■ Prompt 1 ■
Please update the page text on supplemental essays from "While most students" up to and including "need to complete?", replacing "Common App" with "Coalition Application".

What is a supplemental essay?
While most students know that all colleges expect them to write a Common App essay, also known as a Personal Statement, parents and students are not as familiar with the supplemental college essays they need to write. Besides the central personal statement, every student needs to respond to supplemental college essay prompts. In this post, we are sharing everything you need to know about supplemental college essay prompts as well as supplemental college essay prompt examples and ways to think about the prompts. These essays or questions are called supplemental essays.
How many supplemental essays do I need to complete?
Depends on the schools you are applying to. Some schools require no supplemental essays while others require many. Schools like Stanford, Yale, Johns Hopkins and Tufts have many supplemental essays. Other schools like Arizona State University, Drexel, Northeastern have no supplemental essays at all. Schools like Harvard and Princeton will require additional essays that look much like the Personal Statement and some students may have to write two, three or even up to four 650+ word additional essays. This is especially true for students applying to Honors Colleges at universities.
Are supplemental essays as important as the personal statement in college admissions?
Supplemental essays are very important to the application. Supplementals offer students the opportunity to highlight fit factors for a university and show off the interesting person that they are. Supplementals offer students the chance to speak to research-based work (always a plus!), service projects, community work, and passion areas.
What are common supplemental essay topics?

■ Material to process ■
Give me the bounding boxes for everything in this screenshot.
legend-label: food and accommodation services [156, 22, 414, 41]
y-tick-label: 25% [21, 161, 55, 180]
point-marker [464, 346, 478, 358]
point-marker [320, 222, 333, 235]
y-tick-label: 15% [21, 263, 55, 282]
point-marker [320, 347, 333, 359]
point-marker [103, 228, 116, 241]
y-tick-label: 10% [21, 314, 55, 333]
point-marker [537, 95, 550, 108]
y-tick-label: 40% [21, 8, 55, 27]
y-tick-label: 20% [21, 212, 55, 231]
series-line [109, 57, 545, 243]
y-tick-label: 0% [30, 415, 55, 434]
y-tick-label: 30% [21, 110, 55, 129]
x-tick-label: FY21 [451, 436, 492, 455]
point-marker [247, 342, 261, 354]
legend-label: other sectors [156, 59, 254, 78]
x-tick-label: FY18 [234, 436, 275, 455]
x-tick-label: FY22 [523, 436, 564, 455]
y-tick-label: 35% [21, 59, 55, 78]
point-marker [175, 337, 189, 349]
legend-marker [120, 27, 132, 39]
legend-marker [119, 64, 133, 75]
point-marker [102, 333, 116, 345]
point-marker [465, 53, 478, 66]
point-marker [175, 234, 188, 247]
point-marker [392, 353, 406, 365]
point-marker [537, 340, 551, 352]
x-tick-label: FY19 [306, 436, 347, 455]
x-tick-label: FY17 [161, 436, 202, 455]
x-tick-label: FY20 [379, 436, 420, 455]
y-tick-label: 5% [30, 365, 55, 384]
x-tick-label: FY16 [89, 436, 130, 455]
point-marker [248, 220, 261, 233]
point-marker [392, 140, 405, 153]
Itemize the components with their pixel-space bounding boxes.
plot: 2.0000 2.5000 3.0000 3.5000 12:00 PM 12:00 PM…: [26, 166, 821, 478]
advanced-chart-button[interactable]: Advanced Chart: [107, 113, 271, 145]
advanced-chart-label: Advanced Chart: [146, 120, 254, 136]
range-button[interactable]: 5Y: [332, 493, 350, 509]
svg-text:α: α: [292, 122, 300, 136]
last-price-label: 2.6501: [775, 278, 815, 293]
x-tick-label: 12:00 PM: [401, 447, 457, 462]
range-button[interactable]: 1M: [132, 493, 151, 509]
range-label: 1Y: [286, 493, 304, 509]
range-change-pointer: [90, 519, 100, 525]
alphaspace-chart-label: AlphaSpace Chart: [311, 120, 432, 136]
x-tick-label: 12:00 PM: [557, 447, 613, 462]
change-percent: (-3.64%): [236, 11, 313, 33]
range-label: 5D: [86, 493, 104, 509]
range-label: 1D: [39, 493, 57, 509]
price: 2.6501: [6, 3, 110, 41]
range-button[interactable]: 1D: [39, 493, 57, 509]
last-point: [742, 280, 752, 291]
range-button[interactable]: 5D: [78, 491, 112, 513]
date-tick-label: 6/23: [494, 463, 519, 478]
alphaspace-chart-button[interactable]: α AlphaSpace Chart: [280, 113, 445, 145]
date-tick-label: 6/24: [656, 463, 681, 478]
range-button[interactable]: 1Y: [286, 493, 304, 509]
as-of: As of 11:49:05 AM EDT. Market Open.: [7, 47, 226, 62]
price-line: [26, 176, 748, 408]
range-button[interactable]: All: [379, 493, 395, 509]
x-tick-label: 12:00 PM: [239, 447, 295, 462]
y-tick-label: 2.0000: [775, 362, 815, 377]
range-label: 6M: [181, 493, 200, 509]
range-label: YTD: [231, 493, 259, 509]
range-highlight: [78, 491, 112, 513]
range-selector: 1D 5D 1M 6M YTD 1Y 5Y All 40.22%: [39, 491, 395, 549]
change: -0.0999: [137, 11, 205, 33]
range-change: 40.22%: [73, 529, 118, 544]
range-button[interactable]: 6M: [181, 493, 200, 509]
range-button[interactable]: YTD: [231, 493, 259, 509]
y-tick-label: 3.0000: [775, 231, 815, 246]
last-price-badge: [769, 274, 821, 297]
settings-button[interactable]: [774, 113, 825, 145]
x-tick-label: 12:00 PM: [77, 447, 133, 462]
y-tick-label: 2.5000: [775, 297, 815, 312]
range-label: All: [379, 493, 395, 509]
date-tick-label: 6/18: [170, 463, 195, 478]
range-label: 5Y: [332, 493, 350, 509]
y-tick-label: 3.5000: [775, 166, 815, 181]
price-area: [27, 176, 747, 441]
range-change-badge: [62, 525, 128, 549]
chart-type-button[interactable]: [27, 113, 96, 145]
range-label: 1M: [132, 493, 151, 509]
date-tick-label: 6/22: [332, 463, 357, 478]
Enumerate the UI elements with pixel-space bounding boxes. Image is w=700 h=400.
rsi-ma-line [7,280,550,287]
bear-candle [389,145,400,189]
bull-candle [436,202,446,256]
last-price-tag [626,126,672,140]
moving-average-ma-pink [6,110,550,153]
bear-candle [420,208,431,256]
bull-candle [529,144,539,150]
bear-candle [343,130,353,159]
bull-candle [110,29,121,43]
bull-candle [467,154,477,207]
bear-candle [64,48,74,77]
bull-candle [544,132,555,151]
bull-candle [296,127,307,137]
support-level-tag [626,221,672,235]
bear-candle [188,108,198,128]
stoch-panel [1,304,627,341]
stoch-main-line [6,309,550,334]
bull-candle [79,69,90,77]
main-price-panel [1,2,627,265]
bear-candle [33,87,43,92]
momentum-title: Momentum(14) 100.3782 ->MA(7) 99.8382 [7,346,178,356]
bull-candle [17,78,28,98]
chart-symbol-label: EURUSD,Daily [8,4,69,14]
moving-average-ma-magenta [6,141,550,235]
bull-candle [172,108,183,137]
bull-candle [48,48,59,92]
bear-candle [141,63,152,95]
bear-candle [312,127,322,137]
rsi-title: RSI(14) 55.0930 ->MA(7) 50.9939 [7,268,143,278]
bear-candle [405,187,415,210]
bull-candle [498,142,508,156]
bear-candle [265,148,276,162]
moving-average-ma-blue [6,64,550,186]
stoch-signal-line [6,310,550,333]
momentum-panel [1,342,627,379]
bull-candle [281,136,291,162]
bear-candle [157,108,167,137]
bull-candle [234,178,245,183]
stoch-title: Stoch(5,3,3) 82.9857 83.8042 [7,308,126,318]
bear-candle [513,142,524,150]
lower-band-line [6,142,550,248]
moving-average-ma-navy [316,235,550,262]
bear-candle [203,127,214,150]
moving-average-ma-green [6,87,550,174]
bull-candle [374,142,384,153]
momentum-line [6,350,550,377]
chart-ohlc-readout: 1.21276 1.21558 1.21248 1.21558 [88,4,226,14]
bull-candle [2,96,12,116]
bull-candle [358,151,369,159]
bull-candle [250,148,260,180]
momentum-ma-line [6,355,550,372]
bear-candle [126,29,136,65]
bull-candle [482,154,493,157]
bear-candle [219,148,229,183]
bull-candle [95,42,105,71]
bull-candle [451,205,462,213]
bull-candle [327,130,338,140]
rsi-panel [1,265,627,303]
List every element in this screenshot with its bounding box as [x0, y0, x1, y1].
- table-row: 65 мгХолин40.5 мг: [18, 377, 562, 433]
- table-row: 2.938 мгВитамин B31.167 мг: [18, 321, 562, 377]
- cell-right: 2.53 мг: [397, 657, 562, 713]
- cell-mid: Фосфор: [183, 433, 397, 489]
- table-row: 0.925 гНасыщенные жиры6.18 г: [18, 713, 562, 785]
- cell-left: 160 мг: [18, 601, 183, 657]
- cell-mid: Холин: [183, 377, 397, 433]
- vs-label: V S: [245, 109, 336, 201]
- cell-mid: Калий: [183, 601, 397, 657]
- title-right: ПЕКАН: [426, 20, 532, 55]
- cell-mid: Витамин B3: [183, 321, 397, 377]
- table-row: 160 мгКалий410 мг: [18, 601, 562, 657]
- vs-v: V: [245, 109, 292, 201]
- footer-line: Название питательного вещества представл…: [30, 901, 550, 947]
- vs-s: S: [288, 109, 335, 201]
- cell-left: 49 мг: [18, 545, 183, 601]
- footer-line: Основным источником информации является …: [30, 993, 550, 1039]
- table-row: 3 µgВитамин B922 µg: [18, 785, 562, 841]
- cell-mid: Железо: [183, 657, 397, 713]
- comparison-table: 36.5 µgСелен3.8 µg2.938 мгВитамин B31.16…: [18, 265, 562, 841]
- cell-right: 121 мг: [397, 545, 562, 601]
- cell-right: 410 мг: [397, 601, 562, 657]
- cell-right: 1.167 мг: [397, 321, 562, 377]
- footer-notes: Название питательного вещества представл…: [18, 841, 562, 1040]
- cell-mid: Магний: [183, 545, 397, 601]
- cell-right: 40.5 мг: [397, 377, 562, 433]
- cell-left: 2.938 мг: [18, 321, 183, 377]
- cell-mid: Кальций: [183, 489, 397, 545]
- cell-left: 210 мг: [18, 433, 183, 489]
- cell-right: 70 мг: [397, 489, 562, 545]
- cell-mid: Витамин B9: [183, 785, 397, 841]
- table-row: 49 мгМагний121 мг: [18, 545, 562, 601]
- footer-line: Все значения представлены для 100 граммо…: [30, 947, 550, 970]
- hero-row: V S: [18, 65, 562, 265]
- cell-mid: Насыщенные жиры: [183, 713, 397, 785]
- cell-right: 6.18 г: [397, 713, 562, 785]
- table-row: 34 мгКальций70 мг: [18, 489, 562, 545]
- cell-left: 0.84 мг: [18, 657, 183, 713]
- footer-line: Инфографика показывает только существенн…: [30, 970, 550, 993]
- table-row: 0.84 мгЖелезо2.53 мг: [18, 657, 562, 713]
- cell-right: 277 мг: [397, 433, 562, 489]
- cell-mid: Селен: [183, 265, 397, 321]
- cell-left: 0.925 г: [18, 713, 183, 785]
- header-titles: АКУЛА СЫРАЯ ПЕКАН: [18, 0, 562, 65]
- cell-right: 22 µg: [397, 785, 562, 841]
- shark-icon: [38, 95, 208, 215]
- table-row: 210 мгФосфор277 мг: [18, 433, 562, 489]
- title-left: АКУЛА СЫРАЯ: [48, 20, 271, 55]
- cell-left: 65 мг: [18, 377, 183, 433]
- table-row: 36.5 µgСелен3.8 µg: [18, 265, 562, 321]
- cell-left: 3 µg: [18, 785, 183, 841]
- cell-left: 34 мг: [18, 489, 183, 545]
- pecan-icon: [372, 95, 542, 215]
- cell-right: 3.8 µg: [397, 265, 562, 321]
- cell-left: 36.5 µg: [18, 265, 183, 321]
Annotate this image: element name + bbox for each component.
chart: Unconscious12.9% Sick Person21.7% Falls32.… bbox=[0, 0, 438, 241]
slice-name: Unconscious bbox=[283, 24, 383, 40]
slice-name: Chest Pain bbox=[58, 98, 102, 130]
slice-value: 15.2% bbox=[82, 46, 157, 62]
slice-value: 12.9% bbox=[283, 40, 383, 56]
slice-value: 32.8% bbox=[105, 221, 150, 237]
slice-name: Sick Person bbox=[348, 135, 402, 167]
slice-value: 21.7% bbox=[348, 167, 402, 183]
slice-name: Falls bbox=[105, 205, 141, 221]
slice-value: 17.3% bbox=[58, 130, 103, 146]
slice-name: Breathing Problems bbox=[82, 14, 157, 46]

■ Prompt 2 ■
Recast the entries as a JSON list of strings, one string per line and no blank lines, running from the first line of the entries up to and including the line with "y-tick-label: 20% [21, 212, 55, 231]".

■ Expected output 1 ■
While most students know that all colleges expect them to write a Coalition Application essay, also known as a Personal Statement, parents and students are not as familiar with the supplemental college essays they need to write. Besides the central personal statement, every student needs to respond to supplemental college essay prompts. In this post, we are sharing everything you need to know about supplemental college essay prompts as well as supplemental college essay prompt examples and ways to think about the prompts. These essays or questions are called supplemental essays.
How many supplemental essays do I need to complete?

■ Expected output 2 ■
[
  "Give me the bounding boxes for everything in this screenshot.",
  "legend-label: food and accommodation services [156, 22, 414, 41]",
  "y-tick-label: 25% [21, 161, 55, 180]",
  "point-marker [464, 346, 478, 358]",
  "point-marker [320, 222, 333, 235]",
  "y-tick-label: 15% [21, 263, 55, 282]",
  "point-marker [320, 347, 333, 359]",
  "point-marker [103, 228, 116, 241]",
  "y-tick-label: 10% [21, 314, 55, 333]",
  "point-marker [537, 95, 550, 108]",
  "y-tick-label: 40% [21, 8, 55, 27]",
  "y-tick-label: 20% [21, 212, 55, 231]"
]